**WHAT THE TASK REQUIRES**
Below is a block of data; give all of it again word for word.

>> start RECORDS SUPPLIED

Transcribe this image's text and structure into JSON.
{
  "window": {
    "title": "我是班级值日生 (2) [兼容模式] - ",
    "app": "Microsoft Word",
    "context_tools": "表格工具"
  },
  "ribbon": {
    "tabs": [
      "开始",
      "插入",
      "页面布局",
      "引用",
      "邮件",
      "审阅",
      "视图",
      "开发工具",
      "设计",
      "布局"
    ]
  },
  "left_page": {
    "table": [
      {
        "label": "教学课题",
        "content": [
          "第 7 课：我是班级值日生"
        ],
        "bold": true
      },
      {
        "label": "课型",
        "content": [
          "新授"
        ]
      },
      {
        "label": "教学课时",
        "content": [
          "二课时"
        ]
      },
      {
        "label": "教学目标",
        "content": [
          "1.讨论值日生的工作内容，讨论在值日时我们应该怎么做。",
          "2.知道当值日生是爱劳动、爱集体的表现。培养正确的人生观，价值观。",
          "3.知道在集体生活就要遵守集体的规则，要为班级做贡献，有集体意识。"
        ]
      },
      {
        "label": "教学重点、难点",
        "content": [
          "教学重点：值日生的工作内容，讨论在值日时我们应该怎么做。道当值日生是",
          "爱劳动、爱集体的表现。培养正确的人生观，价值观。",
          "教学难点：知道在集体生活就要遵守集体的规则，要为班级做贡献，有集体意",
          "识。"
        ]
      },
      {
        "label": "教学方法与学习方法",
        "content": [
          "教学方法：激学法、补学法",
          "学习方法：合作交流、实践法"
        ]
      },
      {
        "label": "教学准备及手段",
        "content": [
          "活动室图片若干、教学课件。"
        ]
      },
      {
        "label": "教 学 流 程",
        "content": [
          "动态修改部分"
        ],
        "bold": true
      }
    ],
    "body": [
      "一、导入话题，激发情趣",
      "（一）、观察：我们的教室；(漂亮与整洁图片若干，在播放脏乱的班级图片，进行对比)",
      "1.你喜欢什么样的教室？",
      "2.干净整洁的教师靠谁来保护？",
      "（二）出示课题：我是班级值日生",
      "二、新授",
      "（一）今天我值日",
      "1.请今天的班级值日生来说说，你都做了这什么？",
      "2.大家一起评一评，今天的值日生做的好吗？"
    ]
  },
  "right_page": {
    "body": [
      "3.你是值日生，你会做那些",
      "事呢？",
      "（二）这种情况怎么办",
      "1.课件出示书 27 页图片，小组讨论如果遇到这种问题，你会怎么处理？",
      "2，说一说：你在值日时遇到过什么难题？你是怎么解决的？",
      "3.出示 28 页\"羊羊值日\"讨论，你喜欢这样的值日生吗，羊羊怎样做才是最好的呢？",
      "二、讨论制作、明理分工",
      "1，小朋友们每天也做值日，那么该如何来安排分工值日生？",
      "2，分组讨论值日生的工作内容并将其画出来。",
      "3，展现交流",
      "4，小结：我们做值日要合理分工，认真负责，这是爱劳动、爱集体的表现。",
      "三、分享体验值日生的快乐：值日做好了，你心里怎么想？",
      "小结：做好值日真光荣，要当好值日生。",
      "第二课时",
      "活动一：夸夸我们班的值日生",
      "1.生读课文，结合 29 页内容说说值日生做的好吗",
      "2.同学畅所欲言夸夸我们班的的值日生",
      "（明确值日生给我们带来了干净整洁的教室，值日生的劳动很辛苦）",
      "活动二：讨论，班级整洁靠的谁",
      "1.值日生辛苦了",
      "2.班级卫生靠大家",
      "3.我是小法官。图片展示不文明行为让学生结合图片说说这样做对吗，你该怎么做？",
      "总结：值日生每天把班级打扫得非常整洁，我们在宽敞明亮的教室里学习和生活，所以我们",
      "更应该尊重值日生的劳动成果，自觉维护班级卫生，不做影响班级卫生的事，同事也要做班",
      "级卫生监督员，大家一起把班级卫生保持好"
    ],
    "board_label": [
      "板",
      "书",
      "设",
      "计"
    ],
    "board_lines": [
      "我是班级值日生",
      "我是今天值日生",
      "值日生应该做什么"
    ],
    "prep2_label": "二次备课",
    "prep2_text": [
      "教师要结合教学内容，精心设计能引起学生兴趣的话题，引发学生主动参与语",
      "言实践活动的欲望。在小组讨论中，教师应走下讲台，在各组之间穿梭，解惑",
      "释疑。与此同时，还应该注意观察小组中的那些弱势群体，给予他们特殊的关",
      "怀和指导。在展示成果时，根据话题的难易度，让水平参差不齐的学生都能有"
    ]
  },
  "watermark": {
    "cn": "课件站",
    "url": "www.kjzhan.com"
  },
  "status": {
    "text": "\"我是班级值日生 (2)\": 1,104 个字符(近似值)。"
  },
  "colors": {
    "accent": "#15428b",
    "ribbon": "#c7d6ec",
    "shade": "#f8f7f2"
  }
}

>> end RECORDS SUPPLIED

**SOLUTION**
Transcribe this image's text and structure into JSON.
{
  "window": {
    "title": "我是班级值日生 (2) [兼容模式] - ",
    "app": "Microsoft Word",
    "context_tools": "表格工具"
  },
  "ribbon": {
    "tabs": [
      "开始",
      "插入",
      "页面布局",
      "引用",
      "邮件",
      "审阅",
      "视图",
      "开发工具",
      "设计",
      "布局"
    ]
  },
  "left_page": {
    "table": [
      {
        "label": "教学课题",
        "content": [
          "第 7 课：我是班级值日生"
        ],
        "bold": true
      },
      {
        "label": "课型",
        "content": [
          "新授"
        ]
      },
      {
        "label": "教学课时",
        "content": [
          "二课时"
        ]
      },
      {
        "label": "教学目标",
        "content": [
          "1.讨论值日生的工作内容，讨论在值日时我们应该怎么做。",
          "2.知道当值日生是爱劳动、爱集体的表现。培养正确的人生观，价值观。",
          "3.知道在集体生活就要遵守集体的规则，要为班级做贡献，有集体意识。"
        ]
      },
      {
        "label": "教学重点、难点",
        "content": [
          "教学重点：值日生的工作内容，讨论在值日时我们应该怎么做。道当值日生是",
          "爱劳动、爱集体的表现。培养正确的人生观，价值观。",
          "教学难点：知道在集体生活就要遵守集体的规则，要为班级做贡献，有集体意",
          "识。"
        ]
      },
      {
        "label": "教学方法与学习方法",
        "content": [
          "教学方法：激学法、补学法",
          "学习方法：合作交流、实践法"
        ]
      },
      {
        "label": "教学准备及手段",
        "content": [
          "活动室图片若干、教学课件。"
        ]
      },
      {
        "label": "教 学 流 程",
        "content": [
          "动态修改部分"
        ],
        "bold": true
      }
    ],
    "body": [
      "一、导入话题，激发情趣",
      "（一）、观察：我们的教室；(漂亮与整洁图片若干，在播放脏乱的班级图片，进行对比)",
      "1.你喜欢什么样的教室？",
      "2.干净整洁的教师靠谁来保护？",
      "（二）出示课题：我是班级值日生",
      "二、新授",
      "（一）今天我值日",
      "1.请今天的班级值日生来说说，你都做了这什么？",
      "2.大家一起评一评，今天的值日生做的好吗？"
    ]
  },
  "right_page": {
    "body": [
      "3.你是值日生，你会做那些",
      "事呢？",
      "（二）这种情况怎么办",
      "1.课件出示书 27 页图片，小组讨论如果遇到这种问题，你会怎么处理？",
      "2，说一说：你在值日时遇到过什么难题？你是怎么解决的？",
      "3.出示 28 页\"羊羊值日\"讨论，你喜欢这样的值日生吗，羊羊怎样做才是最好的呢？",
      "二、讨论制作、明理分工",
      "1，小朋友们每天也做值日，那么该如何来安排分工值日生？",
      "2，分组讨论值日生的工作内容并将其画出来。",
      "3，展现交流",
      "4，小结：我们做值日要合理分工，认真负责，这是爱劳动、爱集体的表现。",
      "三、分享体验值日生的快乐：值日做好了，你心里怎么想？",
      "小结：做好值日真光荣，要当好值日生。",
      "第二课时",
      "活动一：夸夸我们班的值日生",
      "1.生读课文，结合 29 页内容说说值日生做的好吗",
      "2.同学畅所欲言夸夸我们班的的值日生",
      "（明确值日生给我们带来了干净整洁的教室，值日生的劳动很辛苦）",
      "活动二：讨论，班级整洁靠的谁",
      "1.值日生辛苦了",
      "2.班级卫生靠大家",
      "3.我是小法官。图片展示不文明行为让学生结合图片说说这样做对吗，你该怎么做？",
      "总结：值日生每天把班级打扫得非常整洁，我们在宽敞明亮的教室里学习和生活，所以我们",
      "更应该尊重值日生的劳动成果，自觉维护班级卫生，不做影响班级卫生的事，同事也要做班",
      "级卫生监督员，大家一起把班级卫生保持好"
    ],
    "board_label": [
      "板",
      "书",
      "设",
      "计"
    ],
    "board_lines": [
      "我是班级值日生",
      "我是今天值日生",
      "值日生应该做什么"
    ],
    "prep2_label": "二次备课",
    "prep2_text": [
      "教师要结合教学内容，精心设计能引起学生兴趣的话题，引发学生主动参与语",
      "言实践活动的欲望。在小组讨论中，教师应走下讲台，在各组之间穿梭，解惑",
      "释疑。与此同时，还应该注意观察小组中的那些弱势群体，给予他们特殊的关",
      "怀和指导。在展示成果时，根据话题的难易度，让水平参差不齐的学生都能有"
    ]
  },
  "watermark": {
    "cn": "课件站",
    "url": "www.kjzhan.com"
  },
  "status": {
    "text": "\"我是班级值日生 (2)\": 1,104 个字符(近似值)。"
  },
  "colors": {
    "accent": "#15428b",
    "ribbon": "#c7d6ec",
    "shade": "#f8f7f2"
  }
}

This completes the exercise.